Records that describe figures
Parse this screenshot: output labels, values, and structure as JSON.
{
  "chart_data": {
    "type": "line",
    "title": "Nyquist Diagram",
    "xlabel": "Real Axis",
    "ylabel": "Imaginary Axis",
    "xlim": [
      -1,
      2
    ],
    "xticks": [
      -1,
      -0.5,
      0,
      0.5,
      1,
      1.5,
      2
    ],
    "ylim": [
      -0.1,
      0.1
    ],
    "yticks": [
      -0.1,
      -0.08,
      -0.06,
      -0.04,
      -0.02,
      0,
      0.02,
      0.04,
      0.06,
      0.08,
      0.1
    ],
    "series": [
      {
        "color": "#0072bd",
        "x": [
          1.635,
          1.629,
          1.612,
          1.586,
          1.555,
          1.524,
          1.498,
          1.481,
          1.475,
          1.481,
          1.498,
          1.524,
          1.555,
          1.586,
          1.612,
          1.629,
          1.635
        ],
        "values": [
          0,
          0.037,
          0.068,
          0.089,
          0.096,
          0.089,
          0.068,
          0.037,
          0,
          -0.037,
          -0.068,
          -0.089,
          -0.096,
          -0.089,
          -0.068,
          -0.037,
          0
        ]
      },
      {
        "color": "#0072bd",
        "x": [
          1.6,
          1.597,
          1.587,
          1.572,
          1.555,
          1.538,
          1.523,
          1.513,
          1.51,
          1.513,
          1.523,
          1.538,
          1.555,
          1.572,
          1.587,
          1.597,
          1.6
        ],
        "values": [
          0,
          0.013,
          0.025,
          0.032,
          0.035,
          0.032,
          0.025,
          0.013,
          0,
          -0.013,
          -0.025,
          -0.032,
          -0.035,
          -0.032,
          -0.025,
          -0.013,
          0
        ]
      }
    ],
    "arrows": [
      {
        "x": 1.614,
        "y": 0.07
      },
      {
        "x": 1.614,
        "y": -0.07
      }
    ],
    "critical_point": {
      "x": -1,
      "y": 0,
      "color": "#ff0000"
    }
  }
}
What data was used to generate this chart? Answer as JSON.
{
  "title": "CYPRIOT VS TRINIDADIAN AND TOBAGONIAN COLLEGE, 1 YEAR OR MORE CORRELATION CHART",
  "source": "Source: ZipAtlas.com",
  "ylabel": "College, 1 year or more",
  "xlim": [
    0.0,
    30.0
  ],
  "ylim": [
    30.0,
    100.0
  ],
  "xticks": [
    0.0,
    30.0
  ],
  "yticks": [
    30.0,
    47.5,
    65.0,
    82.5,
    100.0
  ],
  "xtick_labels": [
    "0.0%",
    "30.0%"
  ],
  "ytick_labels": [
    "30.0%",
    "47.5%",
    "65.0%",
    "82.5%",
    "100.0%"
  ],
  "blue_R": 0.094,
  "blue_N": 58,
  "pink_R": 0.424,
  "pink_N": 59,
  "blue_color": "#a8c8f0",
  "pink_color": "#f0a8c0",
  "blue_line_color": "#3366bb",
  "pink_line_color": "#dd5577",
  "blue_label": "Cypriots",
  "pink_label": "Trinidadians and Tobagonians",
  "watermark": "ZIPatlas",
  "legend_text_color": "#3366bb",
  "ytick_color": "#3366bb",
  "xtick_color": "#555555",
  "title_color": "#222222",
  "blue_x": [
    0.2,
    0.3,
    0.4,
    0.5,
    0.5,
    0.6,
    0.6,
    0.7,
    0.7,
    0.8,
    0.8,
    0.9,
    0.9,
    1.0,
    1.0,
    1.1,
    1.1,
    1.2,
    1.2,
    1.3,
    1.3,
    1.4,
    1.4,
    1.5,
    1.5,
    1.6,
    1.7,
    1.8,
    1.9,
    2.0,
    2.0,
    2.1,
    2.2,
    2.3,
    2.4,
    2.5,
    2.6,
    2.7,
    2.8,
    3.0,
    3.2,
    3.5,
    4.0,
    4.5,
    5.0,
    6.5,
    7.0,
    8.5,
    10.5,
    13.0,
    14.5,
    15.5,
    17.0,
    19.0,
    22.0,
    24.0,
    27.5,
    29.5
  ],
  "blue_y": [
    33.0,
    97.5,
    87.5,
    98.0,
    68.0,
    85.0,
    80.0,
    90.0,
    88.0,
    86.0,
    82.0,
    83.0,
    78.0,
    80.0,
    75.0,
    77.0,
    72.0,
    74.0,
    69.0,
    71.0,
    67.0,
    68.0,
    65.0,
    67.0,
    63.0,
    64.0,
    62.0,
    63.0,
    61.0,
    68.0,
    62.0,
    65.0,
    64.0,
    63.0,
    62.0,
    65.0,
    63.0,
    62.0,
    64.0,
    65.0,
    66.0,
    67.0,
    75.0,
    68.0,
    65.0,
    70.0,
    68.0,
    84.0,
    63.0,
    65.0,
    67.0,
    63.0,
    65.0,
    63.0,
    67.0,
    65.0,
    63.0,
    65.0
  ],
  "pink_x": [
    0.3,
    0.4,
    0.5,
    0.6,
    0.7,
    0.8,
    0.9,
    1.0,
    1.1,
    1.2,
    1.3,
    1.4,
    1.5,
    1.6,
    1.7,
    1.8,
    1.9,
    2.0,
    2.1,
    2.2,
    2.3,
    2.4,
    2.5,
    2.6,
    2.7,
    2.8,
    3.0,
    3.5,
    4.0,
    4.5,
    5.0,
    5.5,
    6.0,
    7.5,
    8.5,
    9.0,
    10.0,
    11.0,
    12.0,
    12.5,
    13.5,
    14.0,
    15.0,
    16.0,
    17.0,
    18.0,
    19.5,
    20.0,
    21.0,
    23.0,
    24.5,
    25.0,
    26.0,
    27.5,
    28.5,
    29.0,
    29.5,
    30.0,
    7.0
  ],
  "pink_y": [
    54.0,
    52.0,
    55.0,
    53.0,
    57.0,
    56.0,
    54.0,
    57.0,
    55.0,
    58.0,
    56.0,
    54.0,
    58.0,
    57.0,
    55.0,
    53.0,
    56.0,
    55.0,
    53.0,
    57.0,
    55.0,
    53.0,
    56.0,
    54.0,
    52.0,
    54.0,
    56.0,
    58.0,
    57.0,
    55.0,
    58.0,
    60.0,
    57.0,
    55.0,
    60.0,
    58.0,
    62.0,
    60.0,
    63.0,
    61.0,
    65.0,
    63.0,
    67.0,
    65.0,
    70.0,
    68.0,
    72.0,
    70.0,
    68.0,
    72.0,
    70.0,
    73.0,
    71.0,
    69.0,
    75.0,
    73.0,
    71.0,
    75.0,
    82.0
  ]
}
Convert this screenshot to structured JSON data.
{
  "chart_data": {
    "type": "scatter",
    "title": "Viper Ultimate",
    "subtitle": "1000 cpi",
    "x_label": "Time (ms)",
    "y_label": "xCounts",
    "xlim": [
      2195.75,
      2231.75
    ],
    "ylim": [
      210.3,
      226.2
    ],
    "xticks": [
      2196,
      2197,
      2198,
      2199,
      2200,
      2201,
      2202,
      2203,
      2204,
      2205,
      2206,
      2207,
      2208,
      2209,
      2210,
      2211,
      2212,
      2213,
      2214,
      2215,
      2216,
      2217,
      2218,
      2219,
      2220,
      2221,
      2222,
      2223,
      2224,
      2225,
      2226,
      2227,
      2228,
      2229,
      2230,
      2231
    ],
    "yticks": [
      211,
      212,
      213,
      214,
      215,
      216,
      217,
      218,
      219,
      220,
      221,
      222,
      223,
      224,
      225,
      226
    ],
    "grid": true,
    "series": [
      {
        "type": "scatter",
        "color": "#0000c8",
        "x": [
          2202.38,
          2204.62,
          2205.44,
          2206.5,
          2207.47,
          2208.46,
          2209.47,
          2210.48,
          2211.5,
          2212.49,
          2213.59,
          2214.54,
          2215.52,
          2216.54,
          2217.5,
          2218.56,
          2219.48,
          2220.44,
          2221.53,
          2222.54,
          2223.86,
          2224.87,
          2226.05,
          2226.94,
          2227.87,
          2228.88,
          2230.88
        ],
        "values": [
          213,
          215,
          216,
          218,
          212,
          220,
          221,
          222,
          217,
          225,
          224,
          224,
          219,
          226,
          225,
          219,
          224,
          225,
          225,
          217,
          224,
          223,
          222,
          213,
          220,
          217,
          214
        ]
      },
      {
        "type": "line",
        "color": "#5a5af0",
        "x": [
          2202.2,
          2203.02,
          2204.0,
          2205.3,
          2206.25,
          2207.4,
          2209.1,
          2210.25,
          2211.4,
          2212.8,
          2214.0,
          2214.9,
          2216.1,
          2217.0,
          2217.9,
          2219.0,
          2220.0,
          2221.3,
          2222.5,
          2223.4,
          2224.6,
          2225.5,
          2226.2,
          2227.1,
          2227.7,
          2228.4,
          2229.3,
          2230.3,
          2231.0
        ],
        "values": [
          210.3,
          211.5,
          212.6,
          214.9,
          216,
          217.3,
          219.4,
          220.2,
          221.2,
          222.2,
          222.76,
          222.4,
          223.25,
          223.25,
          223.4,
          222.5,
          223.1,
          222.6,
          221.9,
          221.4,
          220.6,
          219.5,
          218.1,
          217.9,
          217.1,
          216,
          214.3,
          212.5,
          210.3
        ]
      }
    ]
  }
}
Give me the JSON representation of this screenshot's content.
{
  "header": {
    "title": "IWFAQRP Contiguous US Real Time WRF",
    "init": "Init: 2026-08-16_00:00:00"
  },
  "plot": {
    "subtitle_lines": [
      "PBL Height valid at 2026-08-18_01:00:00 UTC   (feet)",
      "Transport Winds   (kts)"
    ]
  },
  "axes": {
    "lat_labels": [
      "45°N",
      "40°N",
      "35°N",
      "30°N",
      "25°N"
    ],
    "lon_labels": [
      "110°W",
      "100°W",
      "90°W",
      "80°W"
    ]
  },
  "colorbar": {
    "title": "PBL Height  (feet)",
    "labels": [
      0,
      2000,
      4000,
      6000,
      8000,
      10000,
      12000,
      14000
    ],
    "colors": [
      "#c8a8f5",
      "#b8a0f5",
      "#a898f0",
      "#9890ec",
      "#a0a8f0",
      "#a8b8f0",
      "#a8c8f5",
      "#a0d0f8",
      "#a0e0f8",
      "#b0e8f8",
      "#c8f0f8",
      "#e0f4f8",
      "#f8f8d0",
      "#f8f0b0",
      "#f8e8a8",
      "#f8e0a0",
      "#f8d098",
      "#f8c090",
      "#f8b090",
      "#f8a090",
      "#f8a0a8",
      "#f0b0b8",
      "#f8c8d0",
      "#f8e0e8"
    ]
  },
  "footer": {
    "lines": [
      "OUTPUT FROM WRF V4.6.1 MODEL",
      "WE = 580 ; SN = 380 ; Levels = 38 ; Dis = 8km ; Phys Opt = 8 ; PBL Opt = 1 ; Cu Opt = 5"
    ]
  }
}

[REQUIRED WORK]
Collect the lines of the data that carry the word "Height".

[RESULT OF THIS EXERCISE]
      "PBL Height valid at 2026-08-18_01:00:00 UTC   (feet)",
    "title": "PBL Height  (feet)",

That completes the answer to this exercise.